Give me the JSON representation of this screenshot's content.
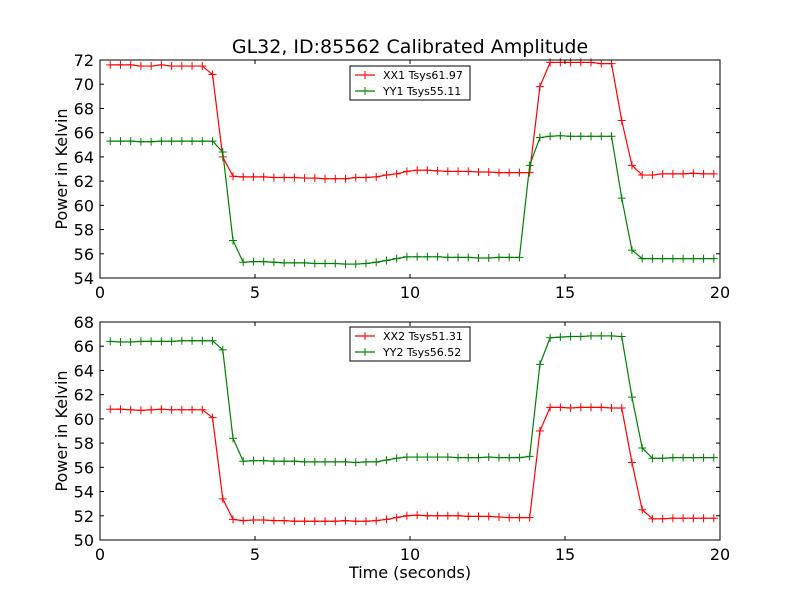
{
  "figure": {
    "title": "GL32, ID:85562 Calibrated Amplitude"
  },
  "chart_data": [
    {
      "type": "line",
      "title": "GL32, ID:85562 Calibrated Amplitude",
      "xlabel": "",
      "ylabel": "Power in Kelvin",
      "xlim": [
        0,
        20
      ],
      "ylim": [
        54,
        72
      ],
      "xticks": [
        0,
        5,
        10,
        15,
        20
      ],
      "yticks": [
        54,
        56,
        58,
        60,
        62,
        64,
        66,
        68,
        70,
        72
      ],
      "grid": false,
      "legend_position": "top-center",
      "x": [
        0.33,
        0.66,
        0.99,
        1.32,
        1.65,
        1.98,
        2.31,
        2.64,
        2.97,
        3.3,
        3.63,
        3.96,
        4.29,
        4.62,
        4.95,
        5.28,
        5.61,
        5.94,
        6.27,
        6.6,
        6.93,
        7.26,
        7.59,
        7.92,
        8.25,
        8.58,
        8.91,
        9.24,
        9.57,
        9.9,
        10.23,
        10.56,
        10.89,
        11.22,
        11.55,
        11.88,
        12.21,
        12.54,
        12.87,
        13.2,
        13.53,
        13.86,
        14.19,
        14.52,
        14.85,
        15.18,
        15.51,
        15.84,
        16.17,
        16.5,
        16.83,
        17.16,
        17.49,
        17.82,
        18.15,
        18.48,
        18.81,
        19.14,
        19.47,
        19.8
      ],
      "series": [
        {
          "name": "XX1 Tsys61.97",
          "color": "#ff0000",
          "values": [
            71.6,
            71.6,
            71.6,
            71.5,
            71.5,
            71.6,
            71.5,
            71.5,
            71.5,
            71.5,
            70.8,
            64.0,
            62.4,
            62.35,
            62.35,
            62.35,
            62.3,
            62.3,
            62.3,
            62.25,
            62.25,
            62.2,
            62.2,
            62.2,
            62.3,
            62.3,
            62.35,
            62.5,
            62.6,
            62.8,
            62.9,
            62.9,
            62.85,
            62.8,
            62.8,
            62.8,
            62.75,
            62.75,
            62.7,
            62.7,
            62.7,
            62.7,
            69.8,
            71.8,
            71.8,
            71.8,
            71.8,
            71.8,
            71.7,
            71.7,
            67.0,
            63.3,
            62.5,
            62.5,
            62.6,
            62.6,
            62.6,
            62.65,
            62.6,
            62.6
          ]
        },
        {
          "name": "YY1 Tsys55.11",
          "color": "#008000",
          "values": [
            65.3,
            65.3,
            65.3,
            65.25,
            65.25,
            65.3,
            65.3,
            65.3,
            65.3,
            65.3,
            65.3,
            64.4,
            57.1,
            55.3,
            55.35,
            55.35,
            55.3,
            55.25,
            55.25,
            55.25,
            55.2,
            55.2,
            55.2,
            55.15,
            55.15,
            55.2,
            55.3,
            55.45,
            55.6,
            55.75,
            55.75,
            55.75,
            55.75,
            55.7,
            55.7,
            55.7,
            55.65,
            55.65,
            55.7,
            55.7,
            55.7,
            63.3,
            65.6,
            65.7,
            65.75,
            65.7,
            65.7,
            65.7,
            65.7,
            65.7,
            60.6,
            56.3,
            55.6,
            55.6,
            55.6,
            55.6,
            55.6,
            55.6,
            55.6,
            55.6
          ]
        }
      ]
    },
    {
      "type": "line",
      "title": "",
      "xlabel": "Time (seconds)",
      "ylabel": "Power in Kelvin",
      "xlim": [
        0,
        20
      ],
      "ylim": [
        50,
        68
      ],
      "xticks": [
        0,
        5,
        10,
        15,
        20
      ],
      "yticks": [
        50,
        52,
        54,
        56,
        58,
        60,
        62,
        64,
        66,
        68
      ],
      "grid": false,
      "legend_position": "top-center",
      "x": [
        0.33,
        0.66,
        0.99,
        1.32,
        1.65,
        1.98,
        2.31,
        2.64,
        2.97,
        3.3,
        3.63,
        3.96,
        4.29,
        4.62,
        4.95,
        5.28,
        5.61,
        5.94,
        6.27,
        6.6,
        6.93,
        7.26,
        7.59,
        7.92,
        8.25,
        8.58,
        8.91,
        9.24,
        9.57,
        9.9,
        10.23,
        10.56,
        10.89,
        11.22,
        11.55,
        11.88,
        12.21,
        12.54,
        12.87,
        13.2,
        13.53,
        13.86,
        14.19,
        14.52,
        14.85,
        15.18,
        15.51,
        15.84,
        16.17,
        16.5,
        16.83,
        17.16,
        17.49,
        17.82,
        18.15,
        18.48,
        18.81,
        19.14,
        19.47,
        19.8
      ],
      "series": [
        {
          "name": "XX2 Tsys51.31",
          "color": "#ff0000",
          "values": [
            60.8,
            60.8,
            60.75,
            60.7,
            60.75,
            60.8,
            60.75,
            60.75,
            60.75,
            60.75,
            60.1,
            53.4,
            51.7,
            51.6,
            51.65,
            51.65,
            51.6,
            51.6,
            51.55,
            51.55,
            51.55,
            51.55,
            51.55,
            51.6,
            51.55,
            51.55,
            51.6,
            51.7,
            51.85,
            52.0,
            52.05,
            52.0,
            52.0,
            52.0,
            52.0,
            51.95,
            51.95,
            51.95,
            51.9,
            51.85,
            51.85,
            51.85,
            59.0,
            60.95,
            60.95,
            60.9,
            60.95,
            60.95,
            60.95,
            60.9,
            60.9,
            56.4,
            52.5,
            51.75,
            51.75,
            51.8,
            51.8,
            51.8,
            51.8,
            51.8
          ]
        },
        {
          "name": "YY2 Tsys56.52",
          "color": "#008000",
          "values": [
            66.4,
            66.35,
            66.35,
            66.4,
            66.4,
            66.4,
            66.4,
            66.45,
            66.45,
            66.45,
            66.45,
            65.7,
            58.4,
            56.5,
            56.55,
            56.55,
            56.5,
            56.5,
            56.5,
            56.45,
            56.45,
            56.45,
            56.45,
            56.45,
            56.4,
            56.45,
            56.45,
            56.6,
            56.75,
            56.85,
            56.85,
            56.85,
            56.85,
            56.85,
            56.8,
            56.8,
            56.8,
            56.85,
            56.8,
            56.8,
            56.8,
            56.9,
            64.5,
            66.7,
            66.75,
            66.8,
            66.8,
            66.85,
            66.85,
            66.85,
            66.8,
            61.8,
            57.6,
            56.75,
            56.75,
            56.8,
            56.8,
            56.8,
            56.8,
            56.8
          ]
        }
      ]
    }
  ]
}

§ §

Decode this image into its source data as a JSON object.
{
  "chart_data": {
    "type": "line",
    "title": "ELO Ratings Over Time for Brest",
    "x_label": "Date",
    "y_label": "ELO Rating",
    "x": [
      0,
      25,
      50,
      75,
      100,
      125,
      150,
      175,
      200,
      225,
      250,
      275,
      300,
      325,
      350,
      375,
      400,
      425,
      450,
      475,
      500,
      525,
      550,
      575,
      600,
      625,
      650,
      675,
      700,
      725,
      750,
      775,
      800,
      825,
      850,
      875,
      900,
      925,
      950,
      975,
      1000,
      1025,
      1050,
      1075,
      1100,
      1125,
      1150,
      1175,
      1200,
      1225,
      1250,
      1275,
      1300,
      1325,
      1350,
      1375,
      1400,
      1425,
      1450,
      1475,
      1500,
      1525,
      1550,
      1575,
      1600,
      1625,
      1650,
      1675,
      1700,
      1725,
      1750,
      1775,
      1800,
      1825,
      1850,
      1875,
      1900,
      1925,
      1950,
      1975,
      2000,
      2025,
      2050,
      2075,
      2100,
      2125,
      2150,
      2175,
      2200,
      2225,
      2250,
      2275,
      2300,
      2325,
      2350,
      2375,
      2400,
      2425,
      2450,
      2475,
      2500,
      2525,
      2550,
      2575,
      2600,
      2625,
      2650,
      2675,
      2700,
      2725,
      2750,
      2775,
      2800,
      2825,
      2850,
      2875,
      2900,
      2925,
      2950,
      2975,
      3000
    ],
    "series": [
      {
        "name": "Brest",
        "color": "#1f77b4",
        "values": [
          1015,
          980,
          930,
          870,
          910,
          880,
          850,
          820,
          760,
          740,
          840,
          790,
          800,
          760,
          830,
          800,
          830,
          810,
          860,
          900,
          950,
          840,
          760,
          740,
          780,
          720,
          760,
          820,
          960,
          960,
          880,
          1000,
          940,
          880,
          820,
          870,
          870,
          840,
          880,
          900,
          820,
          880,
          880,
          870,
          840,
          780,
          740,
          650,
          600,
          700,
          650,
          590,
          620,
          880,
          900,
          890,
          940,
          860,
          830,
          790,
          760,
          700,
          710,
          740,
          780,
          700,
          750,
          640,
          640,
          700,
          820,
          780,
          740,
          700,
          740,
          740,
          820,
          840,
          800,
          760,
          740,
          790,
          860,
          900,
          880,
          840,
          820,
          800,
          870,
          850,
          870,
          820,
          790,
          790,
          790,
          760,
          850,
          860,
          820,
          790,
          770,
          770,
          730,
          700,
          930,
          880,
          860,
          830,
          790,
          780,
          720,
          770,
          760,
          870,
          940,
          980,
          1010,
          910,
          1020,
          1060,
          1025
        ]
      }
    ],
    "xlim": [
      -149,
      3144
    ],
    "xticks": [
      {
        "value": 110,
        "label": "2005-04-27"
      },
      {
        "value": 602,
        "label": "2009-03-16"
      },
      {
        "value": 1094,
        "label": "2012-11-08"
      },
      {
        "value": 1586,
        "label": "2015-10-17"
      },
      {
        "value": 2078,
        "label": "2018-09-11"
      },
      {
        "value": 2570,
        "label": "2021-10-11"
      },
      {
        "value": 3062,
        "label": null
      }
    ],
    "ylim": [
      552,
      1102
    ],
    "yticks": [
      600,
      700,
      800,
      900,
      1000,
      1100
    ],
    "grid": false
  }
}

§ §

_GOAL_:
Wherever the word "Calibrated" occurs in a line of the listing, copy that line.

_ANSWER_:
    "title": "GL32, ID:85562 Calibrated Amplitude"
      "title": "GL32, ID:85562 Calibrated Amplitude",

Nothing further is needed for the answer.